→ THE TASK:
Reproduce the data in its entirety, exactly as supplied.

→ MATERIAL PROVIDED:
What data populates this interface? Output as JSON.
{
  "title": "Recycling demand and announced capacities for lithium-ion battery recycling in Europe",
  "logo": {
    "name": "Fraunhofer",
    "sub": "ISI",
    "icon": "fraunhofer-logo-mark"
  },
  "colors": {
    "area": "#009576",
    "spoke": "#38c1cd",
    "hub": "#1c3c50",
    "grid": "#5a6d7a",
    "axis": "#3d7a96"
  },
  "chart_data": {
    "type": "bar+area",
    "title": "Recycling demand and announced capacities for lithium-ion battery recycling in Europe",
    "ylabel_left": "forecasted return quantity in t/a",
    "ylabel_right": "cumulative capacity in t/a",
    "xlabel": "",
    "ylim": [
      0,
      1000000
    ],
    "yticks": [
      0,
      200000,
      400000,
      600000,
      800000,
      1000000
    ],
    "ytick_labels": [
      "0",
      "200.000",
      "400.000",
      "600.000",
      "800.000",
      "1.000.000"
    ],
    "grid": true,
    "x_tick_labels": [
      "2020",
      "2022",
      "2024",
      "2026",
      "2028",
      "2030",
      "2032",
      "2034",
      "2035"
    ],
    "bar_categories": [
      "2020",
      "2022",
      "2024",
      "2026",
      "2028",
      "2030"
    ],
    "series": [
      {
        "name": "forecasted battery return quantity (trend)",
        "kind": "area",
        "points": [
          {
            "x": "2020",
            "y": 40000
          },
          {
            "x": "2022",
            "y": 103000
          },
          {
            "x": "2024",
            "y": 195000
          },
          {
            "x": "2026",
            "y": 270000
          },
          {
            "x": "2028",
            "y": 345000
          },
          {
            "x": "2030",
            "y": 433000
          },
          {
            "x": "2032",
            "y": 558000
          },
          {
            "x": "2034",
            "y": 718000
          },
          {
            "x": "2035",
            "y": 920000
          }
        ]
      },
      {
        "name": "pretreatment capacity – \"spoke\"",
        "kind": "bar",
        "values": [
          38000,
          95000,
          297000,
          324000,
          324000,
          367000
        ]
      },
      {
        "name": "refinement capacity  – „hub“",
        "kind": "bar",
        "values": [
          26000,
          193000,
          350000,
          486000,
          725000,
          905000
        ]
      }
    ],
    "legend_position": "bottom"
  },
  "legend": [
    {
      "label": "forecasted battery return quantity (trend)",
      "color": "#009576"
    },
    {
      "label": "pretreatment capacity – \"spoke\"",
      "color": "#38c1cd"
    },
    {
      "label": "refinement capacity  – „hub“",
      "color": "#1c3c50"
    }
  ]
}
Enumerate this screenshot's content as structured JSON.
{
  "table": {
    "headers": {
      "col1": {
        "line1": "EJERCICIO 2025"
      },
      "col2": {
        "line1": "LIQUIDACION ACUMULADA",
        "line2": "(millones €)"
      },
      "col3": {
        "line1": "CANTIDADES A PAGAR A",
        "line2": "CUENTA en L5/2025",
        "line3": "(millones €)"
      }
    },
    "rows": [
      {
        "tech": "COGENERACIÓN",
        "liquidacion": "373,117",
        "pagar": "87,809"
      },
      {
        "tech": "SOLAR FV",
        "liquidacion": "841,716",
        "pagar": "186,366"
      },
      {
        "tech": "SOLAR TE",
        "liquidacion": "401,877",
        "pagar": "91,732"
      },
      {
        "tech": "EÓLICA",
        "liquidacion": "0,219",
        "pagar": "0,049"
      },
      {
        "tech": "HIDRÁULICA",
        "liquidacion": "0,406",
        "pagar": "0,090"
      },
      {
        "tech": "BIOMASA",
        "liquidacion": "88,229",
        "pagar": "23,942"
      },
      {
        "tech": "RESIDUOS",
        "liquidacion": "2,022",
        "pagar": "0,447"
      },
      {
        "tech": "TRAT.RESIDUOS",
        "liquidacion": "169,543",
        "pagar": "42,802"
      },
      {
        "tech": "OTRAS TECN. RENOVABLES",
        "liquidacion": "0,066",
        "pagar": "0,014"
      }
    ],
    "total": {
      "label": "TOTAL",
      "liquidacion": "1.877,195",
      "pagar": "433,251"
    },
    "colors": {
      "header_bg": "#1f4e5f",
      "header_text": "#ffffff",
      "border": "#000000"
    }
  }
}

→ IN RESPONSE:
What data populates this interface? Output as JSON.
{
  "title": "Recycling demand and announced capacities for lithium-ion battery recycling in Europe",
  "logo": {
    "name": "Fraunhofer",
    "sub": "ISI",
    "icon": "fraunhofer-logo-mark"
  },
  "colors": {
    "area": "#009576",
    "spoke": "#38c1cd",
    "hub": "#1c3c50",
    "grid": "#5a6d7a",
    "axis": "#3d7a96"
  },
  "chart_data": {
    "type": "bar+area",
    "title": "Recycling demand and announced capacities for lithium-ion battery recycling in Europe",
    "ylabel_left": "forecasted return quantity in t/a",
    "ylabel_right": "cumulative capacity in t/a",
    "xlabel": "",
    "ylim": [
      0,
      1000000
    ],
    "yticks": [
      0,
      200000,
      400000,
      600000,
      800000,
      1000000
    ],
    "ytick_labels": [
      "0",
      "200.000",
      "400.000",
      "600.000",
      "800.000",
      "1.000.000"
    ],
    "grid": true,
    "x_tick_labels": [
      "2020",
      "2022",
      "2024",
      "2026",
      "2028",
      "2030",
      "2032",
      "2034",
      "2035"
    ],
    "bar_categories": [
      "2020",
      "2022",
      "2024",
      "2026",
      "2028",
      "2030"
    ],
    "series": [
      {
        "name": "forecasted battery return quantity (trend)",
        "kind": "area",
        "points": [
          {
            "x": "2020",
            "y": 40000
          },
          {
            "x": "2022",
            "y": 103000
          },
          {
            "x": "2024",
            "y": 195000
          },
          {
            "x": "2026",
            "y": 270000
          },
          {
            "x": "2028",
            "y": 345000
          },
          {
            "x": "2030",
            "y": 433000
          },
          {
            "x": "2032",
            "y": 558000
          },
          {
            "x": "2034",
            "y": 718000
          },
          {
            "x": "2035",
            "y": 920000
          }
        ]
      },
      {
        "name": "pretreatment capacity – \"spoke\"",
        "kind": "bar",
        "values": [
          38000,
          95000,
          297000,
          324000,
          324000,
          367000
        ]
      },
      {
        "name": "refinement capacity  – „hub“",
        "kind": "bar",
        "values": [
          26000,
          193000,
          350000,
          486000,
          725000,
          905000
        ]
      }
    ],
    "legend_position": "bottom"
  },
  "legend": [
    {
      "label": "forecasted battery return quantity (trend)",
      "color": "#009576"
    },
    {
      "label": "pretreatment capacity – \"spoke\"",
      "color": "#38c1cd"
    },
    {
      "label": "refinement capacity  – „hub“",
      "color": "#1c3c50"
    }
  ]
}
Enumerate this screenshot's content as structured JSON.
{
  "table": {
    "headers": {
      "col1": {
        "line1": "EJERCICIO 2025"
      },
      "col2": {
        "line1": "LIQUIDACION ACUMULADA",
        "line2": "(millones €)"
      },
      "col3": {
        "line1": "CANTIDADES A PAGAR A",
        "line2": "CUENTA en L5/2025",
        "line3": "(millones €)"
      }
    },
    "rows": [
      {
        "tech": "COGENERACIÓN",
        "liquidacion": "373,117",
        "pagar": "87,809"
      },
      {
        "tech": "SOLAR FV",
        "liquidacion": "841,716",
        "pagar": "186,366"
      },
      {
        "tech": "SOLAR TE",
        "liquidacion": "401,877",
        "pagar": "91,732"
      },
      {
        "tech": "EÓLICA",
        "liquidacion": "0,219",
        "pagar": "0,049"
      },
      {
        "tech": "HIDRÁULICA",
        "liquidacion": "0,406",
        "pagar": "0,090"
      },
      {
        "tech": "BIOMASA",
        "liquidacion": "88,229",
        "pagar": "23,942"
      },
      {
        "tech": "RESIDUOS",
        "liquidacion": "2,022",
        "pagar": "0,447"
      },
      {
        "tech": "TRAT.RESIDUOS",
        "liquidacion": "169,543",
        "pagar": "42,802"
      },
      {
        "tech": "OTRAS TECN. RENOVABLES",
        "liquidacion": "0,066",
        "pagar": "0,014"
      }
    ],
    "total": {
      "label": "TOTAL",
      "liquidacion": "1.877,195",
      "pagar": "433,251"
    },
    "colors": {
      "header_bg": "#1f4e5f",
      "header_text": "#ffffff",
      "border": "#000000"
    }
  }
}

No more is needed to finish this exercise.